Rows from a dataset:
* Begin *
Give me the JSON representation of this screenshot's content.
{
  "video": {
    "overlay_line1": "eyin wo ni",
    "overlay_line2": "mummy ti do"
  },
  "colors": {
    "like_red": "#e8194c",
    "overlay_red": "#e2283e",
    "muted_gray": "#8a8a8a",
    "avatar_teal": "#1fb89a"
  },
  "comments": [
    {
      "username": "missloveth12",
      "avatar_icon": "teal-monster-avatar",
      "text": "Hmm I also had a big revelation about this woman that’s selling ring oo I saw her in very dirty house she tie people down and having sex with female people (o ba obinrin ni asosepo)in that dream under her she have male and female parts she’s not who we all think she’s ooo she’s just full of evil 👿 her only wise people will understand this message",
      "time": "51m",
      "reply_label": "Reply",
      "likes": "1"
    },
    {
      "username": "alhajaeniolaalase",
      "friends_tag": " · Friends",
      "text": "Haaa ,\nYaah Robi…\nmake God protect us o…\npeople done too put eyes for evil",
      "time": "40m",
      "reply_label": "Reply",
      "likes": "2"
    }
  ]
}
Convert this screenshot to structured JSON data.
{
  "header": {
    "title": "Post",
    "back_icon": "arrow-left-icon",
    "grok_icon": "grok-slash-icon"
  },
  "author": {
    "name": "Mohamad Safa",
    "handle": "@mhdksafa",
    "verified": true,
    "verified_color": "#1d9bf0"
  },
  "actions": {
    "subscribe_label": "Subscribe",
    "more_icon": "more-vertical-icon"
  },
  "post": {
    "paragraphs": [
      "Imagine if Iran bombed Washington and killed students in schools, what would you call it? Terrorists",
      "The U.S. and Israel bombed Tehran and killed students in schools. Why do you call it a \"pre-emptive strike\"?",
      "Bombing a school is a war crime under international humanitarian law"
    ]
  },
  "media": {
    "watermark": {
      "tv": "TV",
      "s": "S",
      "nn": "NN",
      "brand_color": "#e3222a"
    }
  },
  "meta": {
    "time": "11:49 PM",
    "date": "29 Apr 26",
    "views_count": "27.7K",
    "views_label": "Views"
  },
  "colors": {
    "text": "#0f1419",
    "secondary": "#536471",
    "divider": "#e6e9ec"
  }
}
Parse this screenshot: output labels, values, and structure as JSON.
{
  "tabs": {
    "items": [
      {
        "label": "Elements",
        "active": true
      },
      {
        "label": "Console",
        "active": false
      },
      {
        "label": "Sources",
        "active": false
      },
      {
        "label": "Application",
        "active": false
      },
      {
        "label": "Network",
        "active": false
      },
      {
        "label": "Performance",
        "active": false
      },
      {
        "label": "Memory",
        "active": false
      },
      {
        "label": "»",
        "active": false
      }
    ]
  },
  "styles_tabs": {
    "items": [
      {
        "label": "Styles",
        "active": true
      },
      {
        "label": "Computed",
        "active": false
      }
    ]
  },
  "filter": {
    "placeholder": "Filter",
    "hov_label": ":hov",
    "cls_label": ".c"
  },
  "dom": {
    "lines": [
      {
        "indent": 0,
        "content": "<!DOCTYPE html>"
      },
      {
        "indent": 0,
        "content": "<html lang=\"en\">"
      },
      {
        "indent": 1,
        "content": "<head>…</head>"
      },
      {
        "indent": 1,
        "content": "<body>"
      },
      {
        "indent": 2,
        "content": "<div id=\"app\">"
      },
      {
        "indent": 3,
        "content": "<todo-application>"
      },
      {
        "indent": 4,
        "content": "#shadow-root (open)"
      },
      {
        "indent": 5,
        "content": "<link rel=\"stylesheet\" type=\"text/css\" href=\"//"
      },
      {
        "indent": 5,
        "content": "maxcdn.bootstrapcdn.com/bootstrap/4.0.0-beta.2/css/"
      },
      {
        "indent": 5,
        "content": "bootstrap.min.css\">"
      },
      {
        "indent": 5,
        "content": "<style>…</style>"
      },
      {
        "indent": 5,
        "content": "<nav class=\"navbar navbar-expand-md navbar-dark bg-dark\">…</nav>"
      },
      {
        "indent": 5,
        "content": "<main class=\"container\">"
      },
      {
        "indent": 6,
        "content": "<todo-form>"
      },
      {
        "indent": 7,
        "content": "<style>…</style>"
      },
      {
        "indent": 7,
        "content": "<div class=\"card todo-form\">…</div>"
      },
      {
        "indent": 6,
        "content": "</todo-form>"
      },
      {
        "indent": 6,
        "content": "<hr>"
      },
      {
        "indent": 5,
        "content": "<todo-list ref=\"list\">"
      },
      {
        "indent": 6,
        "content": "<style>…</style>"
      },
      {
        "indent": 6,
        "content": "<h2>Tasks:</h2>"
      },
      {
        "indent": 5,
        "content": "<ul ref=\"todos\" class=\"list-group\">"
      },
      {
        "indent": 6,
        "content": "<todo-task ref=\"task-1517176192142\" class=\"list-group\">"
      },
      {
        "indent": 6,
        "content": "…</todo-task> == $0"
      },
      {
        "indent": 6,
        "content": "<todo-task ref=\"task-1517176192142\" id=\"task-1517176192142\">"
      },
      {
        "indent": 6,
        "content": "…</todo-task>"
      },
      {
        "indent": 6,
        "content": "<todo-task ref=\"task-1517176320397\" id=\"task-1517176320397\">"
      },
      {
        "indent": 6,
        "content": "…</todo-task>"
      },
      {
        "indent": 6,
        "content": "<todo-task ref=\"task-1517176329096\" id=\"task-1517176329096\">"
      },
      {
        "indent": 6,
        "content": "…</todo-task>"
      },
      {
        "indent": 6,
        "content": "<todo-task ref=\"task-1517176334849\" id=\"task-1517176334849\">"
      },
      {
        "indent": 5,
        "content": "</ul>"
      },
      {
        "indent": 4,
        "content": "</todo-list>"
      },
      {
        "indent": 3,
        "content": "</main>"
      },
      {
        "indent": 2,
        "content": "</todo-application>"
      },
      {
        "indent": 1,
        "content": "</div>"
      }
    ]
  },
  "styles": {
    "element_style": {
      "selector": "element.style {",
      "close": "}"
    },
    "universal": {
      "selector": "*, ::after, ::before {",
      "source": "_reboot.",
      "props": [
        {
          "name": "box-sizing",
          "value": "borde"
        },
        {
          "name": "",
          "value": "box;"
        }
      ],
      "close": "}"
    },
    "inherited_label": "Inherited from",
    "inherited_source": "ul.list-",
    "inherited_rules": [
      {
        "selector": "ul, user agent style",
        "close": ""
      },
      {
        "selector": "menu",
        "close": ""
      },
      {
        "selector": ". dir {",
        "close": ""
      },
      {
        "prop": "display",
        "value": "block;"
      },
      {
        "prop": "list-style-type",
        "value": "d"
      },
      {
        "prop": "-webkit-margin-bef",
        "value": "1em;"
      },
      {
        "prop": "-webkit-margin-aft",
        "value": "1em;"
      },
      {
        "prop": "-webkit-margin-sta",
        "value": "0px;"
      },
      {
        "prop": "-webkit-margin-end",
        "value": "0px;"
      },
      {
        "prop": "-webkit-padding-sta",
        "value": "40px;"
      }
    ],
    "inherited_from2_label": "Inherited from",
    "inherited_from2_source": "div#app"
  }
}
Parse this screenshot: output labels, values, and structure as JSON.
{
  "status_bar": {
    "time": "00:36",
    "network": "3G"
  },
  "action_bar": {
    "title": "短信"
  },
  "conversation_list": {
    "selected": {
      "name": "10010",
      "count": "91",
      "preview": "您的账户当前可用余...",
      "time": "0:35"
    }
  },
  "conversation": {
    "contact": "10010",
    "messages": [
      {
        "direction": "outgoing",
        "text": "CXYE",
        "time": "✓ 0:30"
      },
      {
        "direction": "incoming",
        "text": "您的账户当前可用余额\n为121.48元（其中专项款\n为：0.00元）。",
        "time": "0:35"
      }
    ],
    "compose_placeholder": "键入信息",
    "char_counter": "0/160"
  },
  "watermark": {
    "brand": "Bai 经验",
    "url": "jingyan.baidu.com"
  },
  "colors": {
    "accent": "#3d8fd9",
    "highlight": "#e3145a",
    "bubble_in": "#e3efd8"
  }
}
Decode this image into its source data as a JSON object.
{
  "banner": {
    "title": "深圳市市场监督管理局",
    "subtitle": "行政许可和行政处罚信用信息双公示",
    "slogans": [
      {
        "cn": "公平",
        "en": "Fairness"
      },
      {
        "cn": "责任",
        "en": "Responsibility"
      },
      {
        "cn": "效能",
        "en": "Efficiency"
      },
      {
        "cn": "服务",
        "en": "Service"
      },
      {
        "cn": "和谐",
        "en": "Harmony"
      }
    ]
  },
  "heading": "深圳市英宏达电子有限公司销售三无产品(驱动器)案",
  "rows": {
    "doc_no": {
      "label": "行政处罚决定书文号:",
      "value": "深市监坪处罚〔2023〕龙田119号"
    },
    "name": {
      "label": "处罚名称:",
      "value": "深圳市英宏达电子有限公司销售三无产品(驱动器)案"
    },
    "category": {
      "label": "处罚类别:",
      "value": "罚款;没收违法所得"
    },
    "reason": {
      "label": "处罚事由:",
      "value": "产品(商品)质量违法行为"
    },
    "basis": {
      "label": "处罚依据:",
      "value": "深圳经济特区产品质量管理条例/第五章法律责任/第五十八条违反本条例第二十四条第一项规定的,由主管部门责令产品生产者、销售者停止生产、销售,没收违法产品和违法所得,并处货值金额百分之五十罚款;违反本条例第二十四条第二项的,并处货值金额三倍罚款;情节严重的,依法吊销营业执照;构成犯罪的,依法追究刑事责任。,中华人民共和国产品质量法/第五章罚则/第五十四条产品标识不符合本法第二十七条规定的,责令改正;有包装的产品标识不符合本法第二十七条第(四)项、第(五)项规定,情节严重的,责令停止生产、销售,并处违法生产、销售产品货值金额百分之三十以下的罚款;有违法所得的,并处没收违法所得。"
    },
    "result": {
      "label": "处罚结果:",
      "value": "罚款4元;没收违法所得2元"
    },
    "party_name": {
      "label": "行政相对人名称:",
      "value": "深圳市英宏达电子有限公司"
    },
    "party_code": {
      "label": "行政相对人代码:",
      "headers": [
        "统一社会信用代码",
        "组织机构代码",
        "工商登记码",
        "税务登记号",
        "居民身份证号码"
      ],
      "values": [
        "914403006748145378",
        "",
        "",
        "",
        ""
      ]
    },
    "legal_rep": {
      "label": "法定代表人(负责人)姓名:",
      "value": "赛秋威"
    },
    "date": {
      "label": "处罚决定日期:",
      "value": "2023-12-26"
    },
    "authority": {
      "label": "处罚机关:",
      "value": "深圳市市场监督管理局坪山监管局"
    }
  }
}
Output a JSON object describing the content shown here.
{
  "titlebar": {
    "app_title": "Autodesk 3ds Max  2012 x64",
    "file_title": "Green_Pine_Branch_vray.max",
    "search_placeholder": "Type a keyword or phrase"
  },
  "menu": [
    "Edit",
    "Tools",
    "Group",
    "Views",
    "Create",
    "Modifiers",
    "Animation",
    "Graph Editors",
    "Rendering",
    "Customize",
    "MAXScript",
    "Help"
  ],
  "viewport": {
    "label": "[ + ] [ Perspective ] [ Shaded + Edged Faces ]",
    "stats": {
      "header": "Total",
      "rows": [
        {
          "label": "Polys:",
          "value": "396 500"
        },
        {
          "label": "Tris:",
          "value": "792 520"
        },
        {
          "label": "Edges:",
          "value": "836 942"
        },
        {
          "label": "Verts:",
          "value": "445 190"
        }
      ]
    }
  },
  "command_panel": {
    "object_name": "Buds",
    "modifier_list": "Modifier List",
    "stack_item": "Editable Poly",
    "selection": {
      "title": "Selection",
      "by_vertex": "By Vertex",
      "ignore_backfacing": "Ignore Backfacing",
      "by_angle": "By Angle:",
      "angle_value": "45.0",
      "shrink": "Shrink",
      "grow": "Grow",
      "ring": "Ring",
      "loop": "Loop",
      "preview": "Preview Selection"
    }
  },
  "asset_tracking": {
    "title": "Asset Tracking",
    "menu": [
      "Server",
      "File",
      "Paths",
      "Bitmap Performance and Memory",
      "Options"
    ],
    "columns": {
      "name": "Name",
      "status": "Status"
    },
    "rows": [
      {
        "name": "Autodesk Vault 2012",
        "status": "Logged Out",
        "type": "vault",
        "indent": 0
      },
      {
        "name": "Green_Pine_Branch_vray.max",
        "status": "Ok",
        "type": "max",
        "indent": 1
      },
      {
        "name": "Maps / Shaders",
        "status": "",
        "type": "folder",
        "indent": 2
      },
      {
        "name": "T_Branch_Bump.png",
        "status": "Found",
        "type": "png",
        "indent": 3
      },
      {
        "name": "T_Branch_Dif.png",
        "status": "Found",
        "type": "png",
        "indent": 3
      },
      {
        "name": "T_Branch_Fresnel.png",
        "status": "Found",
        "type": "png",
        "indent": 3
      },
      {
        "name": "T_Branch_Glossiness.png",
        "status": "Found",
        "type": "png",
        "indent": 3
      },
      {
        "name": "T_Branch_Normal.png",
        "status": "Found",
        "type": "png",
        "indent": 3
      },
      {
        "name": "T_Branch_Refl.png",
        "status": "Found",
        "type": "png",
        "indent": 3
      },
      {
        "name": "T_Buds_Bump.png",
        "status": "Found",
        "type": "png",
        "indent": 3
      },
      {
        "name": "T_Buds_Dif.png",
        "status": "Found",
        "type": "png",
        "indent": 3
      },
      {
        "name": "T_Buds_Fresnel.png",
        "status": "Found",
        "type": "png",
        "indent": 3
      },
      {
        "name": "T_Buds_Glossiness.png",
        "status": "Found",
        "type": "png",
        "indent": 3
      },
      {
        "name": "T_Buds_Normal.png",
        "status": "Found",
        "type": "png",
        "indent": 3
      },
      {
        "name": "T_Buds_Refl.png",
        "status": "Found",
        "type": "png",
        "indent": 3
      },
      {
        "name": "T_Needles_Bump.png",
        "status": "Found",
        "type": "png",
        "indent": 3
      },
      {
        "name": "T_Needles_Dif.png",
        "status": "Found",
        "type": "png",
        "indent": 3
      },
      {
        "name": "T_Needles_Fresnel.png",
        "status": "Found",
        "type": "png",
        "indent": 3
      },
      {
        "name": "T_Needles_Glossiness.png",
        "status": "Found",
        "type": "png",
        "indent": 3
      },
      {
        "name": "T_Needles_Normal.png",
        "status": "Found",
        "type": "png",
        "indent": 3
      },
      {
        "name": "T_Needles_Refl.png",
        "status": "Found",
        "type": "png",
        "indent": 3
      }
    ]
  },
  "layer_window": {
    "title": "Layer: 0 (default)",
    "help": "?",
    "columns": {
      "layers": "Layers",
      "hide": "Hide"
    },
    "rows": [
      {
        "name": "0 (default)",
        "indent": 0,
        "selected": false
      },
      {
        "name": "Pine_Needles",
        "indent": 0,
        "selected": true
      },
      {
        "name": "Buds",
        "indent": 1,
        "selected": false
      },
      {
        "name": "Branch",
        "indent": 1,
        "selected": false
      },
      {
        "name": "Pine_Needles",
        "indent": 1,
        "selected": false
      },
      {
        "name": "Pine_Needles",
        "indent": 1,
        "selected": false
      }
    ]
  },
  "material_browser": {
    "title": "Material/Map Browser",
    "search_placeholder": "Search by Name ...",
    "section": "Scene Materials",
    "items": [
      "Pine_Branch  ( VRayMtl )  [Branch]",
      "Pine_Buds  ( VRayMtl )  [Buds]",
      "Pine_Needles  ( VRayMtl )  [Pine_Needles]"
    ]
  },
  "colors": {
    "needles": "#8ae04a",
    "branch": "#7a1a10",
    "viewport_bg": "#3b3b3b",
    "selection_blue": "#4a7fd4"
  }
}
* End *
### [What is required]
Read the data above. Pull out each line in which the string "killed" appears.

### [Exercise response]
      "Imagine if Iran bombed Washington and killed students in schools, what would you call it? Terrorists",
      "The U.S. and Israel bombed Tehran and killed students in schools. Why do you call it a \"pre-emptive strike\"?",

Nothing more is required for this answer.